* [Element box annotations]
━━━━━━━━━━━━━━━━━━━━━━━━━━━━━━

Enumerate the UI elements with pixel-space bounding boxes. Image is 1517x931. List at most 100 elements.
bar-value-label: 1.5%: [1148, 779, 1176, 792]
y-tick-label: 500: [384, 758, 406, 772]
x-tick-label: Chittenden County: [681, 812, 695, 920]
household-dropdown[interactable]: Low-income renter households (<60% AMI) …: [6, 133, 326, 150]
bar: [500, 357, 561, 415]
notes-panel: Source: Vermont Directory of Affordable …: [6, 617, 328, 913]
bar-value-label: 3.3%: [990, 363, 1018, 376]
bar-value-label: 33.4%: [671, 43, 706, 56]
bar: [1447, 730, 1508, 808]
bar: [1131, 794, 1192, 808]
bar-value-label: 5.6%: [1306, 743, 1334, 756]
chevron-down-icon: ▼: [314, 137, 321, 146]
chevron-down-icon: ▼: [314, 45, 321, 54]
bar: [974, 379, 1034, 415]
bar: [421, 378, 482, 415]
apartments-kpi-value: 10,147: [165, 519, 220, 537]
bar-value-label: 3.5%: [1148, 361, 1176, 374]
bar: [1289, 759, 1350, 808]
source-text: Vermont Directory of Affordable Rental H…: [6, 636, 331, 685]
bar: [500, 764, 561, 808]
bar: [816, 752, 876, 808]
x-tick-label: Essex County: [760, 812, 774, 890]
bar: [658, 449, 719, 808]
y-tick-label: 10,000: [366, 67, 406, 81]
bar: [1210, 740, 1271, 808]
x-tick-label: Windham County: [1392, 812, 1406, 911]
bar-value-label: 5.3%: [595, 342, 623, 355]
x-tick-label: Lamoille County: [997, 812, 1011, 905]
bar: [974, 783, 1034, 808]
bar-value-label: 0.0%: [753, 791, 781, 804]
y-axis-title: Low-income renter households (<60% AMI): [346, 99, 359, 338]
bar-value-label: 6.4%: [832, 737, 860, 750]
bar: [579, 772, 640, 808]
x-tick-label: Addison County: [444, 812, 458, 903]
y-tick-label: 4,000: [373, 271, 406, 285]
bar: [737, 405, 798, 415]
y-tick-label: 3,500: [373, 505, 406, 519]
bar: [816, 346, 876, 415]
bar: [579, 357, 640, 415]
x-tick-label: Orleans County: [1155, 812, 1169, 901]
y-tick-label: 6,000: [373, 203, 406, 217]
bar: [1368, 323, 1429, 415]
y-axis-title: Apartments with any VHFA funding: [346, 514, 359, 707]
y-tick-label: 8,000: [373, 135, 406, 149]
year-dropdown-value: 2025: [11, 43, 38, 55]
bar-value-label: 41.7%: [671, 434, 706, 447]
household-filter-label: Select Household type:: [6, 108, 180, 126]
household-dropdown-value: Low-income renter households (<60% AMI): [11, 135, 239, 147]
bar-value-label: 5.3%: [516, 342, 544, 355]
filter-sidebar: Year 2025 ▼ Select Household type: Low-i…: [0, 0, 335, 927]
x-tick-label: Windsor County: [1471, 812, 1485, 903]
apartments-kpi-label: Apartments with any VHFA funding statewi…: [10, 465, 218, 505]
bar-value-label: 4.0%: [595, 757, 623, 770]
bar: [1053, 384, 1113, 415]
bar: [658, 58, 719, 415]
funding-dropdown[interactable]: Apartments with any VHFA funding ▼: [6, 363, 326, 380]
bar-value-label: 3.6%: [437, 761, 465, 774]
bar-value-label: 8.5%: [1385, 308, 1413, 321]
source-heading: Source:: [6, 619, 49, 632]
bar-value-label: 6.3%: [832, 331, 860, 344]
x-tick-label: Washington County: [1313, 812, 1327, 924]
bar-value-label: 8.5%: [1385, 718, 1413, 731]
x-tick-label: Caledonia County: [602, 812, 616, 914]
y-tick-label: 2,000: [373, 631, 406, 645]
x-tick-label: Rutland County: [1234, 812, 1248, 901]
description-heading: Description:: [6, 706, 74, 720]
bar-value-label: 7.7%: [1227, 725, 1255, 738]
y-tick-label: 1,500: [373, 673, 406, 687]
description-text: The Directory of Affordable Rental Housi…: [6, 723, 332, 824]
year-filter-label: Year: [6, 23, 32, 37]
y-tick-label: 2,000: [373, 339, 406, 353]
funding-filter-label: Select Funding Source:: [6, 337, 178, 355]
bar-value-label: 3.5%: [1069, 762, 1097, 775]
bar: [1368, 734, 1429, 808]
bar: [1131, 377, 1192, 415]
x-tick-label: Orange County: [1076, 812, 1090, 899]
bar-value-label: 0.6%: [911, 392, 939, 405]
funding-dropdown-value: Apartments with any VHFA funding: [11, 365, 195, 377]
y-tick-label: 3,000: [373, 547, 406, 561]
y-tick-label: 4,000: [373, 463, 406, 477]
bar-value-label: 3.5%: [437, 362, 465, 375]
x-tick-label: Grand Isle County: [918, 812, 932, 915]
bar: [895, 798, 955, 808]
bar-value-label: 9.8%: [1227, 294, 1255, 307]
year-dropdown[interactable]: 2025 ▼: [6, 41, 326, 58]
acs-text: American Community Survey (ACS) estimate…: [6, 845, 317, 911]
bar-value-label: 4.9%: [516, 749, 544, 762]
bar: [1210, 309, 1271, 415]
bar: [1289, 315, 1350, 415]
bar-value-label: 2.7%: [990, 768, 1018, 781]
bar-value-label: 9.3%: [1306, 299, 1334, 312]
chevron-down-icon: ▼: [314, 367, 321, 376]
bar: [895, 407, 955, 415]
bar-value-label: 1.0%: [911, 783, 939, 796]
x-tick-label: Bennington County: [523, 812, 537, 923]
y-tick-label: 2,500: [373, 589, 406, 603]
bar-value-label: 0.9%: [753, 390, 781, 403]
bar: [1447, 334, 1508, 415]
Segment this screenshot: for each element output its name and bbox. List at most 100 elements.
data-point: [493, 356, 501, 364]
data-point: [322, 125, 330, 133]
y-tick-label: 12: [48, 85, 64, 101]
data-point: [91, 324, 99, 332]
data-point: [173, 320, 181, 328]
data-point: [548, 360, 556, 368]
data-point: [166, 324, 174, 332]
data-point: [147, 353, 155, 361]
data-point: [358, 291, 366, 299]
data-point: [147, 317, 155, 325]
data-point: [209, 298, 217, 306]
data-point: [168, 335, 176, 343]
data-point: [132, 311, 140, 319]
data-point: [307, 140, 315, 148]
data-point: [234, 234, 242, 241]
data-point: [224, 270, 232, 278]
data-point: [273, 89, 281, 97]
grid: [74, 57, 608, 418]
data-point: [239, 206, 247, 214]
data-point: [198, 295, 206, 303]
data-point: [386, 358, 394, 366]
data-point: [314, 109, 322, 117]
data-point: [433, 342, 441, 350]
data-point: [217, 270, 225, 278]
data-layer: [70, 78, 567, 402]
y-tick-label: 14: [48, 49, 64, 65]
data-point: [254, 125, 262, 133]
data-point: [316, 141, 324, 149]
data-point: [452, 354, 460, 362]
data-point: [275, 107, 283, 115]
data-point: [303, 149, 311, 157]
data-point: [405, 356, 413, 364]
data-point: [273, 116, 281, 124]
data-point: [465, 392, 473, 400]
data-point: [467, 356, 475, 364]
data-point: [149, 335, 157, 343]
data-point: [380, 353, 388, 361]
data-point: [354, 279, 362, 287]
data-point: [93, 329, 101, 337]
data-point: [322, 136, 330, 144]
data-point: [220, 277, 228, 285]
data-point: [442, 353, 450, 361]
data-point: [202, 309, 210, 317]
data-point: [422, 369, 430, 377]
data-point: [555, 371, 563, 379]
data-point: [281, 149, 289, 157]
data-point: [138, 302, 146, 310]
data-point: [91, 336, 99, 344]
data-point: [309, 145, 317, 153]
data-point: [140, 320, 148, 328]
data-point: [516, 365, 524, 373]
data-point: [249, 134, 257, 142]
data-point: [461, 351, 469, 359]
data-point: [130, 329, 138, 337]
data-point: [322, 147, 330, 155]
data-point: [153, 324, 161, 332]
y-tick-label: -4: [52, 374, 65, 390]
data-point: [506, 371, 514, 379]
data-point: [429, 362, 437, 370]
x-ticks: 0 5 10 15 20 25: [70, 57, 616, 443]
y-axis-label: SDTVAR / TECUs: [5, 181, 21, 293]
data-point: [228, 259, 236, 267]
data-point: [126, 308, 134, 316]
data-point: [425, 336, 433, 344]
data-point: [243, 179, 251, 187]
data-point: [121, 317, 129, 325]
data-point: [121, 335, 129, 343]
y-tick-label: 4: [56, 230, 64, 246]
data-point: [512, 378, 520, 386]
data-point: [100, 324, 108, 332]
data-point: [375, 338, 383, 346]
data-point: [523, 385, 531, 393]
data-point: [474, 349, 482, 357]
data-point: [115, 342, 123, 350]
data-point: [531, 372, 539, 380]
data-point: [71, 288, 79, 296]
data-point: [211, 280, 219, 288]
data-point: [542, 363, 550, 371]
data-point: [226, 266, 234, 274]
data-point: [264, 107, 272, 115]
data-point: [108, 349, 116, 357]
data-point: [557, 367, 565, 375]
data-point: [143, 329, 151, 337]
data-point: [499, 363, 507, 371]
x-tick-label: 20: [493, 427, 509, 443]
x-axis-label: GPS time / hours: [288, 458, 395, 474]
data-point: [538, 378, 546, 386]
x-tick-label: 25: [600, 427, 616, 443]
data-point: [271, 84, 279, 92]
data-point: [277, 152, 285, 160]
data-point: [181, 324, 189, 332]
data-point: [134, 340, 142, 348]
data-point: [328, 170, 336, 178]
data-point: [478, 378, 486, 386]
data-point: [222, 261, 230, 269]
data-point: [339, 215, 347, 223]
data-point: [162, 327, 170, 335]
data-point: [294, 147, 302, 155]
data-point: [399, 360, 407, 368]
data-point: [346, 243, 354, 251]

━━━━━━━━━━━━━━━━━━━━━━━━━━━━━━

Starting from the first of the lines and continuing up to and including the line containing "apartments-kpi-value: 10,147: [165, 519, 220, 537]", swap "chevron-down-icon" for "dropdown-arrow" and reproduce those lines with nothing else altered.

Enumerate the UI elements with pixel-space bounding boxes. Image is 1517x931. List at most 100 elements.
bar-value-label: 1.5%: [1148, 779, 1176, 792]
y-tick-label: 500: [384, 758, 406, 772]
x-tick-label: Chittenden County: [681, 812, 695, 920]
household-dropdown[interactable]: Low-income renter households (<60% AMI) …: [6, 133, 326, 150]
bar: [500, 357, 561, 415]
notes-panel: Source: Vermont Directory of Affordable …: [6, 617, 328, 913]
bar-value-label: 3.3%: [990, 363, 1018, 376]
bar-value-label: 33.4%: [671, 43, 706, 56]
bar: [1447, 730, 1508, 808]
bar: [1131, 794, 1192, 808]
bar-value-label: 5.6%: [1306, 743, 1334, 756]
dropdown-arrow: ▼: [314, 137, 321, 146]
dropdown-arrow: ▼: [314, 45, 321, 54]
bar: [974, 379, 1034, 415]
bar: [421, 378, 482, 415]
apartments-kpi-value: 10,147: [165, 519, 220, 537]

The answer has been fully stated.